**Written exercise**:
How many of the lines below contain "شيبة"? Answer with that number alone.
-- START Supplied material --
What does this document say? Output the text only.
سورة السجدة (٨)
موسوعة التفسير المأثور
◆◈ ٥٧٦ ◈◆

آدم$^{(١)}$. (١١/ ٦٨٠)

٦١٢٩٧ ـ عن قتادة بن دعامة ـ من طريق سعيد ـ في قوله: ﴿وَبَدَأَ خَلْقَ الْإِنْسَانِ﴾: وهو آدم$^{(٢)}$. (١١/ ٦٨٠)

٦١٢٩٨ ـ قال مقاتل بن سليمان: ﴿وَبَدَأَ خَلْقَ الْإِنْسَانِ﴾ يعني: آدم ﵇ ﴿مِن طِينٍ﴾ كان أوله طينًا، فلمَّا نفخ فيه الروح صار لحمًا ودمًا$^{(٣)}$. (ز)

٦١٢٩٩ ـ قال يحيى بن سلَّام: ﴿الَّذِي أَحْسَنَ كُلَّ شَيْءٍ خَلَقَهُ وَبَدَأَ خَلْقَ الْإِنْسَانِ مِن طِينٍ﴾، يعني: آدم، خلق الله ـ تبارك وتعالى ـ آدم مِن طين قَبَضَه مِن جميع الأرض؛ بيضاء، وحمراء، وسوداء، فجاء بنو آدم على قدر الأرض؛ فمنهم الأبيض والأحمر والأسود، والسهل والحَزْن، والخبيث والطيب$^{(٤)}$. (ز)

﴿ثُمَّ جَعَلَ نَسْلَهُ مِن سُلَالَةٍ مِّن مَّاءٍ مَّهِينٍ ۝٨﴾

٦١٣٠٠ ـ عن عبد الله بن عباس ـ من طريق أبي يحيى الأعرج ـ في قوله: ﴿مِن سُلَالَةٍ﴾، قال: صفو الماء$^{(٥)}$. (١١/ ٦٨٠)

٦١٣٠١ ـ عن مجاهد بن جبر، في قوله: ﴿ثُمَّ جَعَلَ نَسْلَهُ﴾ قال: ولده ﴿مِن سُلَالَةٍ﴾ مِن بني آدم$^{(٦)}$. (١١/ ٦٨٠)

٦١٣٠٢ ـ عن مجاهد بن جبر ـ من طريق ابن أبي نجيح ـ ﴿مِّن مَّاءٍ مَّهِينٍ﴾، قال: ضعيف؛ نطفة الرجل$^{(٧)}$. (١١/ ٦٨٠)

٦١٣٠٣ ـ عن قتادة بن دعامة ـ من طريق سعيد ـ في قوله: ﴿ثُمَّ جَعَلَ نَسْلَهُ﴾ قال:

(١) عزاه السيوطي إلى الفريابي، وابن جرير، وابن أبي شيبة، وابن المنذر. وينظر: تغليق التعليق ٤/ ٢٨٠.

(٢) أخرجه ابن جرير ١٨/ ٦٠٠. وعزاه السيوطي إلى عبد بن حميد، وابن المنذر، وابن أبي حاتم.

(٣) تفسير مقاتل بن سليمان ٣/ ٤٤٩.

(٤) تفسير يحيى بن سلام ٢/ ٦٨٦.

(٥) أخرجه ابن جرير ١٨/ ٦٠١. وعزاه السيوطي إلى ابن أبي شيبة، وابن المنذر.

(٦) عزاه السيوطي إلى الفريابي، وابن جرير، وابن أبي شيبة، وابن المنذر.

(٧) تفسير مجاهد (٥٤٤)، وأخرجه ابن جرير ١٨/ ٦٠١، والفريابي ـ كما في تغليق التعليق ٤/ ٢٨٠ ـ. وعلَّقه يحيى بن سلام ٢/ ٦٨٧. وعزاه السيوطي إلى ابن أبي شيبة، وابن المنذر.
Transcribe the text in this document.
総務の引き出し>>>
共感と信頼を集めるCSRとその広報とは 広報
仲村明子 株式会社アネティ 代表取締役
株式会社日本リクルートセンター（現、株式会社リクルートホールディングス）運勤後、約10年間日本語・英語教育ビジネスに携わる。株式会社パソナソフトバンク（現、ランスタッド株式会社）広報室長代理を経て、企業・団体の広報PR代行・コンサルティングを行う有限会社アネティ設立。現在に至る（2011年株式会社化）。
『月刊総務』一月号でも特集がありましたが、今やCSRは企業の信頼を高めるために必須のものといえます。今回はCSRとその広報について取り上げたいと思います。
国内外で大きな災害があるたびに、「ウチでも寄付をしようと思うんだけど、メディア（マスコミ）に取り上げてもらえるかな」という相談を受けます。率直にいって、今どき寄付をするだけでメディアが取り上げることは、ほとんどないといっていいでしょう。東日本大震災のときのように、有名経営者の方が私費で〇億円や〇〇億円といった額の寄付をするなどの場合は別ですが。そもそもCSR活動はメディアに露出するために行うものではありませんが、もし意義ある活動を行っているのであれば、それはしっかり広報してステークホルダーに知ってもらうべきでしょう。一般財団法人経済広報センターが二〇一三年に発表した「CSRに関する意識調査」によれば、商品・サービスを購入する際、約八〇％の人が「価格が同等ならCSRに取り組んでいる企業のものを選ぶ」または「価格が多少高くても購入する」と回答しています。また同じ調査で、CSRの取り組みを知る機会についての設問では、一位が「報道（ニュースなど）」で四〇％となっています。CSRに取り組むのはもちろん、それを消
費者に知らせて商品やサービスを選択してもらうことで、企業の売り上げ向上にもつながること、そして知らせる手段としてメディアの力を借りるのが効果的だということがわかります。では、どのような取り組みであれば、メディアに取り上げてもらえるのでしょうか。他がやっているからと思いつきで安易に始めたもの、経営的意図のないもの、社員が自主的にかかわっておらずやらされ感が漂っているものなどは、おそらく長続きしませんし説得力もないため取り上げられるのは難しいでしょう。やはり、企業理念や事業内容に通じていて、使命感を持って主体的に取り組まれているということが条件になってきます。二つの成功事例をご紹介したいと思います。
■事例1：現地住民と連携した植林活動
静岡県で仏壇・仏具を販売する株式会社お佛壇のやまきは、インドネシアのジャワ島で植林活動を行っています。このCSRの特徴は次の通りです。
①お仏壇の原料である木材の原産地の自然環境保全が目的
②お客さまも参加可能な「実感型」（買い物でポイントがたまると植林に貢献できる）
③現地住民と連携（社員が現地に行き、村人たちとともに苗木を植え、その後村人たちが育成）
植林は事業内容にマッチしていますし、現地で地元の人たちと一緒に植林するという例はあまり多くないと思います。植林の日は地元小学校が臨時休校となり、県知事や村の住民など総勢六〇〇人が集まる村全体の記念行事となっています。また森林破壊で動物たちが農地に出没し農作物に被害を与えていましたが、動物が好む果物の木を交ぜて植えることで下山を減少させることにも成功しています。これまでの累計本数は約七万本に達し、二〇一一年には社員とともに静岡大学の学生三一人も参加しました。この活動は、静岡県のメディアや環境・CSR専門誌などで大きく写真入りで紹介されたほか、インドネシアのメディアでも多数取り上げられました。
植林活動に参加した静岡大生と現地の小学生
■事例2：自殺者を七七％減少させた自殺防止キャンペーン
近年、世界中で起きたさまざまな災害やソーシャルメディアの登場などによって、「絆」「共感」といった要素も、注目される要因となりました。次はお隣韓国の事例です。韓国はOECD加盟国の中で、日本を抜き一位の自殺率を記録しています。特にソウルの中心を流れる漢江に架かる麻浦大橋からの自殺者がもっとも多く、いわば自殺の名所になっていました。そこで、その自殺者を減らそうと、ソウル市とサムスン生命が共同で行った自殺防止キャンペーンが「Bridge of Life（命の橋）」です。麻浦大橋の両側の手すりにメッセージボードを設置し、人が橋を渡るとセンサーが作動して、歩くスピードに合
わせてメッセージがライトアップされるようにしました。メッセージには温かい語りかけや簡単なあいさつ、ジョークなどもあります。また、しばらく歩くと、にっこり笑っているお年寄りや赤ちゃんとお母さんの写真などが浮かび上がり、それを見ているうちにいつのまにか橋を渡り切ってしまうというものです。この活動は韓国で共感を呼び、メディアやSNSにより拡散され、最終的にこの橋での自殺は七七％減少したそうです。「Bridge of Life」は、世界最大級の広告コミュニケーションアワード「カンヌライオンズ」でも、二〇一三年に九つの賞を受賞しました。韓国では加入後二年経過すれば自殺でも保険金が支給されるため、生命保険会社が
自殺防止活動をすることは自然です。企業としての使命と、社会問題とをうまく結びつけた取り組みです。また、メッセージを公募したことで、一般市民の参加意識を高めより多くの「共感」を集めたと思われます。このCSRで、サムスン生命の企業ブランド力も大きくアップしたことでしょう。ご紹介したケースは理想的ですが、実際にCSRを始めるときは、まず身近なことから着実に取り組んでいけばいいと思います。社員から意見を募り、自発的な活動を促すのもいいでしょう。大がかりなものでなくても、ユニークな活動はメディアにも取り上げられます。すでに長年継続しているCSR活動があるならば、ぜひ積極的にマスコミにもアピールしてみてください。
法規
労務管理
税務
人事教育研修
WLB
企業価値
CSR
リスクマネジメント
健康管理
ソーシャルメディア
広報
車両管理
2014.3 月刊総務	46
-- END Supplied material --
**Finished exercise**:
4